Task description.
Copy every line from the records below that holds the word "this".

◇ ◇ ◇

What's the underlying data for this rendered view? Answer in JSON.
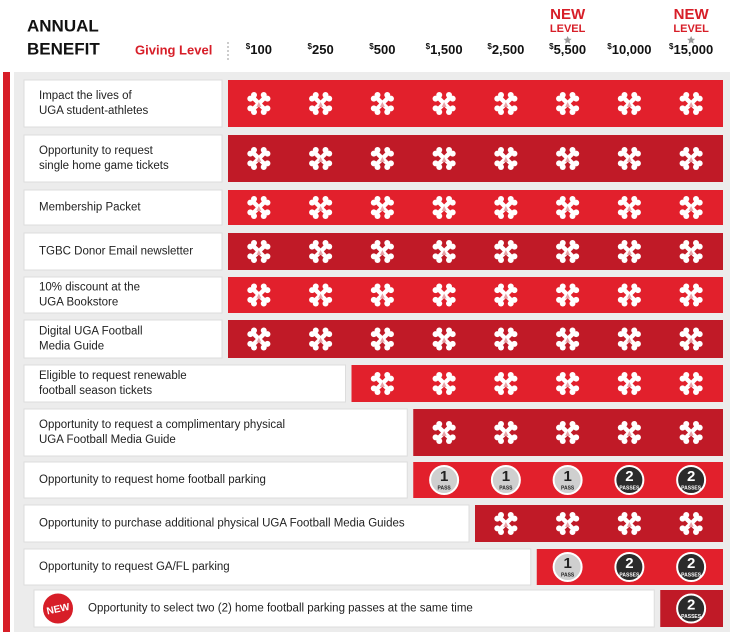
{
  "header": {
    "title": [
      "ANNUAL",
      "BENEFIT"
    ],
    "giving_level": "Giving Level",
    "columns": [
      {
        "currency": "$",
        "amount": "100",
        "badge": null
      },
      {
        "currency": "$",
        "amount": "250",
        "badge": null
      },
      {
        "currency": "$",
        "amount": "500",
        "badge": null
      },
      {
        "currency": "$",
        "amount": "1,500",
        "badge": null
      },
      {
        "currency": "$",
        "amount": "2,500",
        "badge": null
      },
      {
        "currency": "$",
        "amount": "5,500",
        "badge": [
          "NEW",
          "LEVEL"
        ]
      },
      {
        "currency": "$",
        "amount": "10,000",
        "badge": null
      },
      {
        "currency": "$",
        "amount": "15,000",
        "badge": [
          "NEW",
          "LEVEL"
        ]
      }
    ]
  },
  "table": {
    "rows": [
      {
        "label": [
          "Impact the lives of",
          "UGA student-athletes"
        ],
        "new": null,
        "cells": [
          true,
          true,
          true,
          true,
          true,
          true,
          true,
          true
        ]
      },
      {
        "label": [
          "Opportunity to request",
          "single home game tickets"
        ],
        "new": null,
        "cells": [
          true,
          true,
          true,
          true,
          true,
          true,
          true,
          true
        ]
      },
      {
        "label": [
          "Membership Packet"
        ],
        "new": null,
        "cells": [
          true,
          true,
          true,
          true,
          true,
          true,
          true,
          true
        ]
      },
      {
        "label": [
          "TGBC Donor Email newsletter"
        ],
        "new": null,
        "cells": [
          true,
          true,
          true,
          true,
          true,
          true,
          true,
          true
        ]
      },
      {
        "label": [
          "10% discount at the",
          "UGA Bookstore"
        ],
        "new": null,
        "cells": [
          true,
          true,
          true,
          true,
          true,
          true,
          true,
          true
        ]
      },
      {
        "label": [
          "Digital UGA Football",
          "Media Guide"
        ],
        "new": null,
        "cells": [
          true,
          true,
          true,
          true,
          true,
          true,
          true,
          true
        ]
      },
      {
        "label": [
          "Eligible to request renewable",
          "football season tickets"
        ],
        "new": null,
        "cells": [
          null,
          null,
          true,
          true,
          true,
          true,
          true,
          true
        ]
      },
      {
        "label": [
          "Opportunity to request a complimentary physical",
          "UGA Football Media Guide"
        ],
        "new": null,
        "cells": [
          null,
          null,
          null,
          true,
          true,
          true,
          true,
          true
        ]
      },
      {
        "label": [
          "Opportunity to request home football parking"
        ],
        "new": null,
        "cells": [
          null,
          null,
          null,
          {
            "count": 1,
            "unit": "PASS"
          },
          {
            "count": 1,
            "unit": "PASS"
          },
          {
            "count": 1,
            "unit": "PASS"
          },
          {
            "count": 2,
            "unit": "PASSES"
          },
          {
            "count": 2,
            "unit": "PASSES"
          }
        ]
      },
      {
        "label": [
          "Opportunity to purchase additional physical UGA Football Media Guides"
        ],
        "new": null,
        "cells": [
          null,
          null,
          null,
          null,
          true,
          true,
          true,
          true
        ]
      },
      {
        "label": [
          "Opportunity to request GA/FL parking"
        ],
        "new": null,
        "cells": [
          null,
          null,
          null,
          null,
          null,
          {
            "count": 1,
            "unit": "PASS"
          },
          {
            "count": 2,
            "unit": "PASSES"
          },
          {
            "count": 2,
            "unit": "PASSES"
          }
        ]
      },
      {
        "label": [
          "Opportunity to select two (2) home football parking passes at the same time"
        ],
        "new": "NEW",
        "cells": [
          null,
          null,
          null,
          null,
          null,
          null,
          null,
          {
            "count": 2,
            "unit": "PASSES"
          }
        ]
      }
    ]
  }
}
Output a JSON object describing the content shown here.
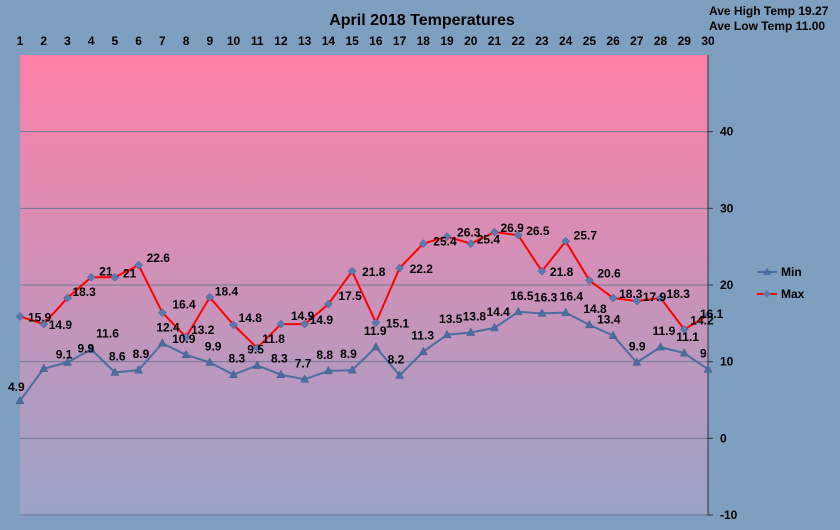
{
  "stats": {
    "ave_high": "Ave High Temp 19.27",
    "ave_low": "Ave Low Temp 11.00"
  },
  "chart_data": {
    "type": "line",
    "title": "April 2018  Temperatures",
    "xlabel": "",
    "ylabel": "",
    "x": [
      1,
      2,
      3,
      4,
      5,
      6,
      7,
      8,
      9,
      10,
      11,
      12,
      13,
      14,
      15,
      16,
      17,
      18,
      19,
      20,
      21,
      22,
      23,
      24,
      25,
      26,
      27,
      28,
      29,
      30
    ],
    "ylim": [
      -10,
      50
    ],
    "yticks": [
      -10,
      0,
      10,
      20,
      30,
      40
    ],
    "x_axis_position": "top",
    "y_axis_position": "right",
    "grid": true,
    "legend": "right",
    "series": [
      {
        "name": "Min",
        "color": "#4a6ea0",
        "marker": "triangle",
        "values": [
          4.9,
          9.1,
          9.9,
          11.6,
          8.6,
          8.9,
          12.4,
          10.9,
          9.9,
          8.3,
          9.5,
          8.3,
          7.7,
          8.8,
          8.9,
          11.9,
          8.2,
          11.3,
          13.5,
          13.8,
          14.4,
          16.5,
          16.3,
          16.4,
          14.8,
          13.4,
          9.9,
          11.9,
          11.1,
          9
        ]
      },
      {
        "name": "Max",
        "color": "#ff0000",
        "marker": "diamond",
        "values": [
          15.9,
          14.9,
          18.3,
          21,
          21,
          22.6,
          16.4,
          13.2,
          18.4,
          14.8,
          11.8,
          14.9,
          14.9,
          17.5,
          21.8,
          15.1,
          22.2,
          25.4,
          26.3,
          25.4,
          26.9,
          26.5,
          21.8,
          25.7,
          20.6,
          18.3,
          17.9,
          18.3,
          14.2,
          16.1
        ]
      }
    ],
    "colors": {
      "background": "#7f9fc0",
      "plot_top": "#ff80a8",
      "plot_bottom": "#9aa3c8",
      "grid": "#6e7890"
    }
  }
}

◇ ◇ ◇

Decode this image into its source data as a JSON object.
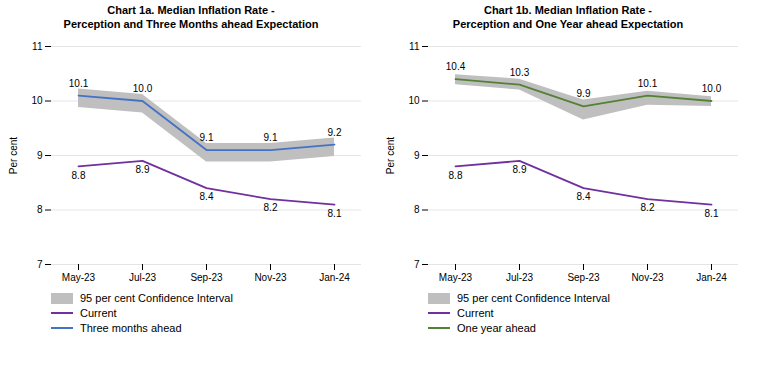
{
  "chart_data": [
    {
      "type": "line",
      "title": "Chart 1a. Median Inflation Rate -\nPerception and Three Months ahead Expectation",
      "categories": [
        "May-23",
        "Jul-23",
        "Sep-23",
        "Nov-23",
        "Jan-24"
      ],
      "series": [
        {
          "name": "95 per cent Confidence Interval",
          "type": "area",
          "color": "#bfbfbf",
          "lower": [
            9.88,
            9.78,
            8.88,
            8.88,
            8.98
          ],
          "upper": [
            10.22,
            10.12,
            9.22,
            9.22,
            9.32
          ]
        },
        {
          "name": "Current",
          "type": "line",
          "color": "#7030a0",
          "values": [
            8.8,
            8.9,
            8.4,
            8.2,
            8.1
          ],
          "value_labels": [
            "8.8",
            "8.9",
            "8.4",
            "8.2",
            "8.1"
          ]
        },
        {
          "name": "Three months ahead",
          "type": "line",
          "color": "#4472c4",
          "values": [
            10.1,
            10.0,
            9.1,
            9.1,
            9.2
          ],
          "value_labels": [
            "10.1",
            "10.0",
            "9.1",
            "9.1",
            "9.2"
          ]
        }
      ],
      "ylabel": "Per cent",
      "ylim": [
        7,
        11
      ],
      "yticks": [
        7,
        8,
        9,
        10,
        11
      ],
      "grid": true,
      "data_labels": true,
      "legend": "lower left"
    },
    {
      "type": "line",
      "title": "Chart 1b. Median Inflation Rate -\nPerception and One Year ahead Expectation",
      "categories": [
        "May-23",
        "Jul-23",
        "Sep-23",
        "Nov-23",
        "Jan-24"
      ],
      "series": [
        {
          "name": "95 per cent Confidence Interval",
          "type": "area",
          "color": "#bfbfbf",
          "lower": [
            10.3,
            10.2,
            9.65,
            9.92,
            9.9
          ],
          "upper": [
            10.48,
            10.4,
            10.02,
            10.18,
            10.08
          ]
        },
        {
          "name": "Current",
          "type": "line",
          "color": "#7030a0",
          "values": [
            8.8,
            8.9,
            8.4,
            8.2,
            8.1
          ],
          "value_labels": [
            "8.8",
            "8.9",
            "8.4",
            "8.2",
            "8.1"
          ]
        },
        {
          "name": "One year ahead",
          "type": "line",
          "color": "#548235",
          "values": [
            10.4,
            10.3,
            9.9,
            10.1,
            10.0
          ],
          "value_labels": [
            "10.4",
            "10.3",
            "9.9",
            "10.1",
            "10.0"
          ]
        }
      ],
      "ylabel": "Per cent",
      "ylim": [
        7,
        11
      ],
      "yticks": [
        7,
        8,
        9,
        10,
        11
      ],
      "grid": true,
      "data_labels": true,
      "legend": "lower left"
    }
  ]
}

◇ ◇ ◇

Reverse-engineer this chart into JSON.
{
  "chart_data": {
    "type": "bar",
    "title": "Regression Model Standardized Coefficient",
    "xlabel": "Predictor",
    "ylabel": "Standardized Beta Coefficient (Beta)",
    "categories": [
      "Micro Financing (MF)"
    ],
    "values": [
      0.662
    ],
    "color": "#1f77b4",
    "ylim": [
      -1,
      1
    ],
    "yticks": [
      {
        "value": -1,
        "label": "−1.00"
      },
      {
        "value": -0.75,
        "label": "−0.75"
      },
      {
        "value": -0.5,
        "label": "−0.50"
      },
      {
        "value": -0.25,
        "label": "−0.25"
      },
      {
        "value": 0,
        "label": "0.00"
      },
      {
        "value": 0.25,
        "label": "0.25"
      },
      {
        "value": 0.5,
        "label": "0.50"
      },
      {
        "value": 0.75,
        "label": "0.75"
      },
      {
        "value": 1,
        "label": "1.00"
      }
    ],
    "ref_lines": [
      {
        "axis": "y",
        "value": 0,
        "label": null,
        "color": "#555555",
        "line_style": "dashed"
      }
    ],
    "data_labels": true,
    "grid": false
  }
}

◇ ◇ ◇

Exercise result.
What's the underlying data for this rendered view? Answer in JSON.
Decode this image into its source data as a JSON object.
Reverse-engineer this chart into JSON.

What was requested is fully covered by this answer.